Passage shown =>
Segment Open

The Point of Punk

I tend to do some of my best thinking in the shower. This morning, it was this. The point of punk rock is not so much a strictly anarchical or rebellious theme, as it is (or rather, was) a rebellion and anarchical look at music of the time. At its very heart, true punk rock music is comprised of all emotion, not just hatred or vehemence.
Punk music came about out of more than just anger. Besides, there’s usually an underlying emotion to all anger, if you really think about it. In this case, the anger was a direct result of the frustration and disappointment a generation had with what had become known as “rock” music. The original rebellious strains of pioneers like Chuck Berry had become homogenized and put through the wringer that is business. No musical style can completely survive the conversion from underground phenomenon to moneymaking enterprise, and punk itself was no exception in the late nineties and into the beginning of the naughts. However, at the time of punk’s birth, it was seen as a cherishing of the original ideas of rock ‘n’ roll, far from the overblown area rock that had begun to become the norm. No offense to arena rock, as it serves its niche, but it is a far cry from rock ‘n’ roll, which hung its hat on simple, uncomplicated three-chord melodies with a driving drumbeat as opposed to complex guitar lines, drum solos and, dare I say it, the occasional unholy sin against true rock, the synthesizer. This was no longer rock ‘n’ roll, and people wanted rock ‘n’ roll, ergo Punk.

Segment Closed

Information provided =>
Segment Open

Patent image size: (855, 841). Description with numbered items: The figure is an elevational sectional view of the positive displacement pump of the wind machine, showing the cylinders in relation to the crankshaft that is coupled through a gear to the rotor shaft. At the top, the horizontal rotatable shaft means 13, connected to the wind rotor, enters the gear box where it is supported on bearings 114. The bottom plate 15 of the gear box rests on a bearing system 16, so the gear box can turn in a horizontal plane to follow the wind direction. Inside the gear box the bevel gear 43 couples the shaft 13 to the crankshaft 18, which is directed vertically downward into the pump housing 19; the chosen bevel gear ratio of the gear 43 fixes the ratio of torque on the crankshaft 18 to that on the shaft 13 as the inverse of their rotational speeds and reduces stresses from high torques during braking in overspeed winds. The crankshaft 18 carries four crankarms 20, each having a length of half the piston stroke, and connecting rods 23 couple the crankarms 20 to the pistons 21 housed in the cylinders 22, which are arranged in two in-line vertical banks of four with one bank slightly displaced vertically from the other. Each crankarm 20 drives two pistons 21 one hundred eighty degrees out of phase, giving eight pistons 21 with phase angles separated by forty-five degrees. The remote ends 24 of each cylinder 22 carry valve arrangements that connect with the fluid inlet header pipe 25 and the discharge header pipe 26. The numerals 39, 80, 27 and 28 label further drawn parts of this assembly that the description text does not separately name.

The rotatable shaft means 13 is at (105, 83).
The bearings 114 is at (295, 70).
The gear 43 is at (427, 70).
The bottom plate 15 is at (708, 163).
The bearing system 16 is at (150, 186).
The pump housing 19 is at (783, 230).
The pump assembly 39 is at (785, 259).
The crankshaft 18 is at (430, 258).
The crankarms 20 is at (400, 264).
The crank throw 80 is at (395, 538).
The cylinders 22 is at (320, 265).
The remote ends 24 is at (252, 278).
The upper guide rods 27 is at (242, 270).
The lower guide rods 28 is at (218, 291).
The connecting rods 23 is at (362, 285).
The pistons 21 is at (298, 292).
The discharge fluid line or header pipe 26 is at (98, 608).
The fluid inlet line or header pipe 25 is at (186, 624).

Segment Closed

Task requirements =>
[1] Answer these about the punk essay:
(a) Where does the writer say their best thinking tends to happen?
(b) Which pioneer's original rebellious strains does the essay name?
(c) What does the essay call "the occasional unholy sin against true rock"?
[2] Repeat word for word the portion of the punk essay between "I tend to do" and "hatred or vehemence.", inclusive.

Exercise solutions =>
[1]
(a) In the shower.
(b) Chuck Berry.
(c) The synthesizer.

[2]
I tend to do some of my best thinking in the shower. This morning, it was this. The point of punk rock is not so much a strictly anarchical or rebellious theme, as it is (or rather, was) a rebellion and anarchical look at music of the time. At its very heart, true punk rock music is comprised of all emotion, not just hatred or vehemence.